__Task objective__.
Retype each entry below, keeping every character the same.

-- Records for this task start --

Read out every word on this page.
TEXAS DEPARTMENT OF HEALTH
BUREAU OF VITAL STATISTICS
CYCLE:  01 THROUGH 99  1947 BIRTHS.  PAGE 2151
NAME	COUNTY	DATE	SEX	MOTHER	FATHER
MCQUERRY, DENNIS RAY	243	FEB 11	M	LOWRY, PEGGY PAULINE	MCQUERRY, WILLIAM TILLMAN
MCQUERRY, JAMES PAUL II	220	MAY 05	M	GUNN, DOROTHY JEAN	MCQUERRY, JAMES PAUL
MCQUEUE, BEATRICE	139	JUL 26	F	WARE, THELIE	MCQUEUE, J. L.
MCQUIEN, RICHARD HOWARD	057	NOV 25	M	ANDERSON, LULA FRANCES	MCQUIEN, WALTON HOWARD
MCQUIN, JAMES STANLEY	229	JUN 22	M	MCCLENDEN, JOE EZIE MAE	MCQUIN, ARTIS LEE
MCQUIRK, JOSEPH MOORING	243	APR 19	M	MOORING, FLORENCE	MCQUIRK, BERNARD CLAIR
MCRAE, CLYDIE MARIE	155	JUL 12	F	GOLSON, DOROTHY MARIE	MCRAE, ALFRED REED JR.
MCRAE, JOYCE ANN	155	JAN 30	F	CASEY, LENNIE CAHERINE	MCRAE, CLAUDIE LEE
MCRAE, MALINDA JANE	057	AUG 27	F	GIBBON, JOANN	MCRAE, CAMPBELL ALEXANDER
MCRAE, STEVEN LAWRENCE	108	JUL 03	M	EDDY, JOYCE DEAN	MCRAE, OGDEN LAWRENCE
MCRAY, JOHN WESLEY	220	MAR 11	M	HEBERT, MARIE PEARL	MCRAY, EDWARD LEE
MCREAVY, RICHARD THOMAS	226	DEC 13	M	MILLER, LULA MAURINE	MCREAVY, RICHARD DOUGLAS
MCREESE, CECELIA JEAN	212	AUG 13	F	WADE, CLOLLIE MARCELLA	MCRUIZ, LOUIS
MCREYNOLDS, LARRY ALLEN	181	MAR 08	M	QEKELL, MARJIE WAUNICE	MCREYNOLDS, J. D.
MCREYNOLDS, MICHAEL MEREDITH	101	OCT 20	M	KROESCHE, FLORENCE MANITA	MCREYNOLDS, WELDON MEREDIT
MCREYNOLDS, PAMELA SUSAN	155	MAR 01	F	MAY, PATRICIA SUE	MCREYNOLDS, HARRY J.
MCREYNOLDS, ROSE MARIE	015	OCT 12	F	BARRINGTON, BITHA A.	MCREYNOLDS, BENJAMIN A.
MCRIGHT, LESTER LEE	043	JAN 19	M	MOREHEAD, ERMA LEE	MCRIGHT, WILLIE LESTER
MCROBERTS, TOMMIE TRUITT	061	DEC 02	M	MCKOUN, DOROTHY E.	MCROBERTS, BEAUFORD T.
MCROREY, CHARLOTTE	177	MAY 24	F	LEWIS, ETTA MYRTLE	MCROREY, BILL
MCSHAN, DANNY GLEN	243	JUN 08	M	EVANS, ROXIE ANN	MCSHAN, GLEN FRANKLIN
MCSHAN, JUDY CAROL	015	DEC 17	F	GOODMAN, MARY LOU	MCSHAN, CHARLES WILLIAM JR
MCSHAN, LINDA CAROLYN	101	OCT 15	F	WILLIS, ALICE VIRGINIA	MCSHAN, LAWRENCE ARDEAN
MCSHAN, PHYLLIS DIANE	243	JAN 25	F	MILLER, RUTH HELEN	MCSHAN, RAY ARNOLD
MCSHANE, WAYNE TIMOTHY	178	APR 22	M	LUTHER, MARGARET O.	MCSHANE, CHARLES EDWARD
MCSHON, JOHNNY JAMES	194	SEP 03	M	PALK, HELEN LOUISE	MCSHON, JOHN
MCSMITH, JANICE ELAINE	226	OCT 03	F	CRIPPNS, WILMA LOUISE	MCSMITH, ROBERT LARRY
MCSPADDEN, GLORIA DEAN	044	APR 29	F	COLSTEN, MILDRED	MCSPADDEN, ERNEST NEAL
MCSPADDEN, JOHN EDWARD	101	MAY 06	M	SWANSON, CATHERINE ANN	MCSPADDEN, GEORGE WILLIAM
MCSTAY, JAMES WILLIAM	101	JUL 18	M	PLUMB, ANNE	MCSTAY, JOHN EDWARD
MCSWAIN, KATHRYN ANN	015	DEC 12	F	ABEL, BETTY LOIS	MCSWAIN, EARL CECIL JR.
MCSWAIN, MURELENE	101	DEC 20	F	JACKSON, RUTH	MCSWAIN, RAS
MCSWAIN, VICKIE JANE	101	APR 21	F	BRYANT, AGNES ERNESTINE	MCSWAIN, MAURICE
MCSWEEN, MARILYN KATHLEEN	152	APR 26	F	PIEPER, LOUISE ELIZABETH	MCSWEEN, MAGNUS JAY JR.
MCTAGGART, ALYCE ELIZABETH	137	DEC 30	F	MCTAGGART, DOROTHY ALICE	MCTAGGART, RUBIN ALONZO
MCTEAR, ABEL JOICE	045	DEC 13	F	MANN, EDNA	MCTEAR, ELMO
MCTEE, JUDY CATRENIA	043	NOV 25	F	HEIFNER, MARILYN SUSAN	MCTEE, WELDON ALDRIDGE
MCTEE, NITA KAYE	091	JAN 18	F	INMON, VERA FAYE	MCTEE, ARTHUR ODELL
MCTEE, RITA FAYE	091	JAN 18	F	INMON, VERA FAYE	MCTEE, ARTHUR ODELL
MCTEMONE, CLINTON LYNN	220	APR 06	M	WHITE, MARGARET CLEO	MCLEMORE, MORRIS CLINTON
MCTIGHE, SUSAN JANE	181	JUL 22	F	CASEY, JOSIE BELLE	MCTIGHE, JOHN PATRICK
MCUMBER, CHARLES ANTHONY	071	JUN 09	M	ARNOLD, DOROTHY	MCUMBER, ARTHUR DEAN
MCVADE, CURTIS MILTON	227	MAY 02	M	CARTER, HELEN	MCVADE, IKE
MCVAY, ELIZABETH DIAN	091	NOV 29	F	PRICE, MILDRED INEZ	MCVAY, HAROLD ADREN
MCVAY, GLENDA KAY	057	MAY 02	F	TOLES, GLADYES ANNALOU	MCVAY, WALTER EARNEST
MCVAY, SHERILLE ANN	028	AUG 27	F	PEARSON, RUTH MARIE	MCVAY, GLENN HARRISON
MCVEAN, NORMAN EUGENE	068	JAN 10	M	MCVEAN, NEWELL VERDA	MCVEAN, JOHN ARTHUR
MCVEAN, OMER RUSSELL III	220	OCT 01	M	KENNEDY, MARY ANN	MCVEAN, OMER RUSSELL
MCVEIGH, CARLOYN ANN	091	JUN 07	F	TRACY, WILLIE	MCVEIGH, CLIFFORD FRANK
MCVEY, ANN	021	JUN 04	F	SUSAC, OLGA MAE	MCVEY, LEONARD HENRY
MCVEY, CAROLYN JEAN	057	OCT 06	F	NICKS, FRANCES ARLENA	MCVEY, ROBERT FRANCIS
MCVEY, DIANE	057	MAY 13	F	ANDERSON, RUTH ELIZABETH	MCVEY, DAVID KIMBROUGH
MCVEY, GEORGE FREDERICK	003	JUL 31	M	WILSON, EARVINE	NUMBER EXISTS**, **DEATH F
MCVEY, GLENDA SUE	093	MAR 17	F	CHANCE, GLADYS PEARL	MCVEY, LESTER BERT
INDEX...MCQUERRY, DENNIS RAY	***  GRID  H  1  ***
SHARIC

-- Records for this task end --

__Solved exercise__.
Read out every word on this page.
TEXAS DEPARTMENT OF HEALTH
BUREAU OF VITAL STATISTICS
CYCLE:  01 THROUGH 99  1947 BIRTHS.  PAGE 2151
NAME	COUNTY	DATE	SEX	MOTHER	FATHER
MCQUERRY, DENNIS RAY	243	FEB 11	M	LOWRY, PEGGY PAULINE	MCQUERRY, WILLIAM TILLMAN
MCQUERRY, JAMES PAUL II	220	MAY 05	M	GUNN, DOROTHY JEAN	MCQUERRY, JAMES PAUL
MCQUEUE, BEATRICE	139	JUL 26	F	WARE, THELIE	MCQUEUE, J. L.
MCQUIEN, RICHARD HOWARD	057	NOV 25	M	ANDERSON, LULA FRANCES	MCQUIEN, WALTON HOWARD
MCQUIN, JAMES STANLEY	229	JUN 22	M	MCCLENDEN, JOE EZIE MAE	MCQUIN, ARTIS LEE
MCQUIRK, JOSEPH MOORING	243	APR 19	M	MOORING, FLORENCE	MCQUIRK, BERNARD CLAIR
MCRAE, CLYDIE MARIE	155	JUL 12	F	GOLSON, DOROTHY MARIE	MCRAE, ALFRED REED JR.
MCRAE, JOYCE ANN	155	JAN 30	F	CASEY, LENNIE CAHERINE	MCRAE, CLAUDIE LEE
MCRAE, MALINDA JANE	057	AUG 27	F	GIBBON, JOANN	MCRAE, CAMPBELL ALEXANDER
MCRAE, STEVEN LAWRENCE	108	JUL 03	M	EDDY, JOYCE DEAN	MCRAE, OGDEN LAWRENCE
MCRAY, JOHN WESLEY	220	MAR 11	M	HEBERT, MARIE PEARL	MCRAY, EDWARD LEE
MCREAVY, RICHARD THOMAS	226	DEC 13	M	MILLER, LULA MAURINE	MCREAVY, RICHARD DOUGLAS
MCREESE, CECELIA JEAN	212	AUG 13	F	WADE, CLOLLIE MARCELLA	MCRUIZ, LOUIS
MCREYNOLDS, LARRY ALLEN	181	MAR 08	M	QEKELL, MARJIE WAUNICE	MCREYNOLDS, J. D.
MCREYNOLDS, MICHAEL MEREDITH	101	OCT 20	M	KROESCHE, FLORENCE MANITA	MCREYNOLDS, WELDON MEREDIT
MCREYNOLDS, PAMELA SUSAN	155	MAR 01	F	MAY, PATRICIA SUE	MCREYNOLDS, HARRY J.
MCREYNOLDS, ROSE MARIE	015	OCT 12	F	BARRINGTON, BITHA A.	MCREYNOLDS, BENJAMIN A.
MCRIGHT, LESTER LEE	043	JAN 19	M	MOREHEAD, ERMA LEE	MCRIGHT, WILLIE LESTER
MCROBERTS, TOMMIE TRUITT	061	DEC 02	M	MCKOUN, DOROTHY E.	MCROBERTS, BEAUFORD T.
MCROREY, CHARLOTTE	177	MAY 24	F	LEWIS, ETTA MYRTLE	MCROREY, BILL
MCSHAN, DANNY GLEN	243	JUN 08	M	EVANS, ROXIE ANN	MCSHAN, GLEN FRANKLIN
MCSHAN, JUDY CAROL	015	DEC 17	F	GOODMAN, MARY LOU	MCSHAN, CHARLES WILLIAM JR
MCSHAN, LINDA CAROLYN	101	OCT 15	F	WILLIS, ALICE VIRGINIA	MCSHAN, LAWRENCE ARDEAN
MCSHAN, PHYLLIS DIANE	243	JAN 25	F	MILLER, RUTH HELEN	MCSHAN, RAY ARNOLD
MCSHANE, WAYNE TIMOTHY	178	APR 22	M	LUTHER, MARGARET O.	MCSHANE, CHARLES EDWARD
MCSHON, JOHNNY JAMES	194	SEP 03	M	PALK, HELEN LOUISE	MCSHON, JOHN
MCSMITH, JANICE ELAINE	226	OCT 03	F	CRIPPNS, WILMA LOUISE	MCSMITH, ROBERT LARRY
MCSPADDEN, GLORIA DEAN	044	APR 29	F	COLSTEN, MILDRED	MCSPADDEN, ERNEST NEAL
MCSPADDEN, JOHN EDWARD	101	MAY 06	M	SWANSON, CATHERINE ANN	MCSPADDEN, GEORGE WILLIAM
MCSTAY, JAMES WILLIAM	101	JUL 18	M	PLUMB, ANNE	MCSTAY, JOHN EDWARD
MCSWAIN, KATHRYN ANN	015	DEC 12	F	ABEL, BETTY LOIS	MCSWAIN, EARL CECIL JR.
MCSWAIN, MURELENE	101	DEC 20	F	JACKSON, RUTH	MCSWAIN, RAS
MCSWAIN, VICKIE JANE	101	APR 21	F	BRYANT, AGNES ERNESTINE	MCSWAIN, MAURICE
MCSWEEN, MARILYN KATHLEEN	152	APR 26	F	PIEPER, LOUISE ELIZABETH	MCSWEEN, MAGNUS JAY JR.
MCTAGGART, ALYCE ELIZABETH	137	DEC 30	F	MCTAGGART, DOROTHY ALICE	MCTAGGART, RUBIN ALONZO
MCTEAR, ABEL JOICE	045	DEC 13	F	MANN, EDNA	MCTEAR, ELMO
MCTEE, JUDY CATRENIA	043	NOV 25	F	HEIFNER, MARILYN SUSAN	MCTEE, WELDON ALDRIDGE
MCTEE, NITA KAYE	091	JAN 18	F	INMON, VERA FAYE	MCTEE, ARTHUR ODELL
MCTEE, RITA FAYE	091	JAN 18	F	INMON, VERA FAYE	MCTEE, ARTHUR ODELL
MCTEMONE, CLINTON LYNN	220	APR 06	M	WHITE, MARGARET CLEO	MCLEMORE, MORRIS CLINTON
MCTIGHE, SUSAN JANE	181	JUL 22	F	CASEY, JOSIE BELLE	MCTIGHE, JOHN PATRICK
MCUMBER, CHARLES ANTHONY	071	JUN 09	M	ARNOLD, DOROTHY	MCUMBER, ARTHUR DEAN
MCVADE, CURTIS MILTON	227	MAY 02	M	CARTER, HELEN	MCVADE, IKE
MCVAY, ELIZABETH DIAN	091	NOV 29	F	PRICE, MILDRED INEZ	MCVAY, HAROLD ADREN
MCVAY, GLENDA KAY	057	MAY 02	F	TOLES, GLADYES ANNALOU	MCVAY, WALTER EARNEST
MCVAY, SHERILLE ANN	028	AUG 27	F	PEARSON, RUTH MARIE	MCVAY, GLENN HARRISON
MCVEAN, NORMAN EUGENE	068	JAN 10	M	MCVEAN, NEWELL VERDA	MCVEAN, JOHN ARTHUR
MCVEAN, OMER RUSSELL III	220	OCT 01	M	KENNEDY, MARY ANN	MCVEAN, OMER RUSSELL
MCVEIGH, CARLOYN ANN	091	JUN 07	F	TRACY, WILLIE	MCVEIGH, CLIFFORD FRANK
MCVEY, ANN	021	JUN 04	F	SUSAC, OLGA MAE	MCVEY, LEONARD HENRY
MCVEY, CAROLYN JEAN	057	OCT 06	F	NICKS, FRANCES ARLENA	MCVEY, ROBERT FRANCIS
MCVEY, DIANE	057	MAY 13	F	ANDERSON, RUTH ELIZABETH	MCVEY, DAVID KIMBROUGH
MCVEY, GEORGE FREDERICK	003	JUL 31	M	WILSON, EARVINE	NUMBER EXISTS**, **DEATH F
MCVEY, GLENDA SUE	093	MAR 17	F	CHANCE, GLADYS PEARL	MCVEY, LESTER BERT
INDEX...MCQUERRY, DENNIS RAY	***  GRID  H  1  ***
SHARIC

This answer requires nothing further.